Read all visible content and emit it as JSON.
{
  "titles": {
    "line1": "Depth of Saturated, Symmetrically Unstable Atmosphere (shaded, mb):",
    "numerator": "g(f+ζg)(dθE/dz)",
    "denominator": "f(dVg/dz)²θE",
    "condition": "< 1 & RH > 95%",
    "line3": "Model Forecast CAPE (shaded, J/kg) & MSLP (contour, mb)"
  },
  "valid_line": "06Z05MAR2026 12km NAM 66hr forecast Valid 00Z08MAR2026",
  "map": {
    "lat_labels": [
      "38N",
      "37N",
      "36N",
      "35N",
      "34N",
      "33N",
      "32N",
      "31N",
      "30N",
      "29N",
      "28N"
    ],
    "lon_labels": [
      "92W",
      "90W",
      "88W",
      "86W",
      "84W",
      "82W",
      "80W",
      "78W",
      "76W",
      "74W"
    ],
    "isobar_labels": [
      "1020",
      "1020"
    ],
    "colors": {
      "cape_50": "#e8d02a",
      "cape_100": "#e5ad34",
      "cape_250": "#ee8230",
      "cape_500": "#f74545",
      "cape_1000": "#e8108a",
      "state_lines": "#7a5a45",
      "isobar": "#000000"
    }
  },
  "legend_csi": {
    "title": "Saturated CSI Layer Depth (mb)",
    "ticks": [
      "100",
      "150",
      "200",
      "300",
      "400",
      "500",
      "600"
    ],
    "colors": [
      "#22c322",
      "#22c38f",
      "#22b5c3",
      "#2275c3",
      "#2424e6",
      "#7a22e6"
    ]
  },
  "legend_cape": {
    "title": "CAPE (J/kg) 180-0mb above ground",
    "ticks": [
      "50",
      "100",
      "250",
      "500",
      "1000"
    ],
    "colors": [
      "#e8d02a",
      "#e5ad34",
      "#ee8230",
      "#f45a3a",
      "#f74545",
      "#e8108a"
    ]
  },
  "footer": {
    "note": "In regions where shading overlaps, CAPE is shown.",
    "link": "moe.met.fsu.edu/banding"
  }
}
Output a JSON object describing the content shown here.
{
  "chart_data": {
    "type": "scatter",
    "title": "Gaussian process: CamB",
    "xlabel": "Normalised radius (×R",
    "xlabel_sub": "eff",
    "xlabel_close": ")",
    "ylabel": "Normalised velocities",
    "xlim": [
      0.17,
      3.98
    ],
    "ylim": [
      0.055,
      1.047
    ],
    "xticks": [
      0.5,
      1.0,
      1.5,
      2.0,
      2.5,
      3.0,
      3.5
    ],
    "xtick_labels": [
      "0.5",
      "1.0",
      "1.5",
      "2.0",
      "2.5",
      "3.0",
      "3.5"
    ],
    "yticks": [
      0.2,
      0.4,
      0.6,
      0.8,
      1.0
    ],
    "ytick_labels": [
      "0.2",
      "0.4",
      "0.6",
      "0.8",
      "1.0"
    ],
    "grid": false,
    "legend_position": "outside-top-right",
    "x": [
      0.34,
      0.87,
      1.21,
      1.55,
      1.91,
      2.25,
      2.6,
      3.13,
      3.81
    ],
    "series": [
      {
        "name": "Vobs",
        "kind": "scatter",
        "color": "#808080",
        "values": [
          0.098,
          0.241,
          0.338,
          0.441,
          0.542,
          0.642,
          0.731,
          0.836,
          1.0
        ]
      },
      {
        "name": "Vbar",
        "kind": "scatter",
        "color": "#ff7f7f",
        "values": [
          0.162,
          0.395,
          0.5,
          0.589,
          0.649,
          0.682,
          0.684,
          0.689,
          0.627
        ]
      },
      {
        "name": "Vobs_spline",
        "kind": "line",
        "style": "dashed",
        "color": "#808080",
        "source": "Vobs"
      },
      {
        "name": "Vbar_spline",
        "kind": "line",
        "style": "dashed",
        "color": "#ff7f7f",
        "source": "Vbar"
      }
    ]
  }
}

━━━━━━━━━━━━━━━━━━━━

Write out the data again, exactly and in full.

▶ _Written response_:
Read all visible content and emit it as JSON.
{
  "titles": {
    "line1": "Depth of Saturated, Symmetrically Unstable Atmosphere (shaded, mb):",
    "numerator": "g(f+ζg)(dθE/dz)",
    "denominator": "f(dVg/dz)²θE",
    "condition": "< 1 & RH > 95%",
    "line3": "Model Forecast CAPE (shaded, J/kg) & MSLP (contour, mb)"
  },
  "valid_line": "06Z05MAR2026 12km NAM 66hr forecast Valid 00Z08MAR2026",
  "map": {
    "lat_labels": [
      "38N",
      "37N",
      "36N",
      "35N",
      "34N",
      "33N",
      "32N",
      "31N",
      "30N",
      "29N",
      "28N"
    ],
    "lon_labels": [
      "92W",
      "90W",
      "88W",
      "86W",
      "84W",
      "82W",
      "80W",
      "78W",
      "76W",
      "74W"
    ],
    "isobar_labels": [
      "1020",
      "1020"
    ],
    "colors": {
      "cape_50": "#e8d02a",
      "cape_100": "#e5ad34",
      "cape_250": "#ee8230",
      "cape_500": "#f74545",
      "cape_1000": "#e8108a",
      "state_lines": "#7a5a45",
      "isobar": "#000000"
    }
  },
  "legend_csi": {
    "title": "Saturated CSI Layer Depth (mb)",
    "ticks": [
      "100",
      "150",
      "200",
      "300",
      "400",
      "500",
      "600"
    ],
    "colors": [
      "#22c322",
      "#22c38f",
      "#22b5c3",
      "#2275c3",
      "#2424e6",
      "#7a22e6"
    ]
  },
  "legend_cape": {
    "title": "CAPE (J/kg) 180-0mb above ground",
    "ticks": [
      "50",
      "100",
      "250",
      "500",
      "1000"
    ],
    "colors": [
      "#e8d02a",
      "#e5ad34",
      "#ee8230",
      "#f45a3a",
      "#f74545",
      "#e8108a"
    ]
  },
  "footer": {
    "note": "In regions where shading overlaps, CAPE is shown.",
    "link": "moe.met.fsu.edu/banding"
  }
}
Output a JSON object describing the content shown here.
{
  "chart_data": {
    "type": "scatter",
    "title": "Gaussian process: CamB",
    "xlabel": "Normalised radius (×R",
    "xlabel_sub": "eff",
    "xlabel_close": ")",
    "ylabel": "Normalised velocities",
    "xlim": [
      0.17,
      3.98
    ],
    "ylim": [
      0.055,
      1.047
    ],
    "xticks": [
      0.5,
      1.0,
      1.5,
      2.0,
      2.5,
      3.0,
      3.5
    ],
    "xtick_labels": [
      "0.5",
      "1.0",
      "1.5",
      "2.0",
      "2.5",
      "3.0",
      "3.5"
    ],
    "yticks": [
      0.2,
      0.4,
      0.6,
      0.8,
      1.0
    ],
    "ytick_labels": [
      "0.2",
      "0.4",
      "0.6",
      "0.8",
      "1.0"
    ],
    "grid": false,
    "legend_position": "outside-top-right",
    "x": [
      0.34,
      0.87,
      1.21,
      1.55,
      1.91,
      2.25,
      2.6,
      3.13,
      3.81
    ],
    "series": [
      {
        "name": "Vobs",
        "kind": "scatter",
        "color": "#808080",
        "values": [
          0.098,
          0.241,
          0.338,
          0.441,
          0.542,
          0.642,
          0.731,
          0.836,
          1.0
        ]
      },
      {
        "name": "Vbar",
        "kind": "scatter",
        "color": "#ff7f7f",
        "values": [
          0.162,
          0.395,
          0.5,
          0.589,
          0.649,
          0.682,
          0.684,
          0.689,
          0.627
        ]
      },
      {
        "name": "Vobs_spline",
        "kind": "line",
        "style": "dashed",
        "color": "#808080",
        "source": "Vobs"
      },
      {
        "name": "Vbar_spline",
        "kind": "line",
        "style": "dashed",
        "color": "#ff7f7f",
        "source": "Vbar"
      }
    ]
  }
}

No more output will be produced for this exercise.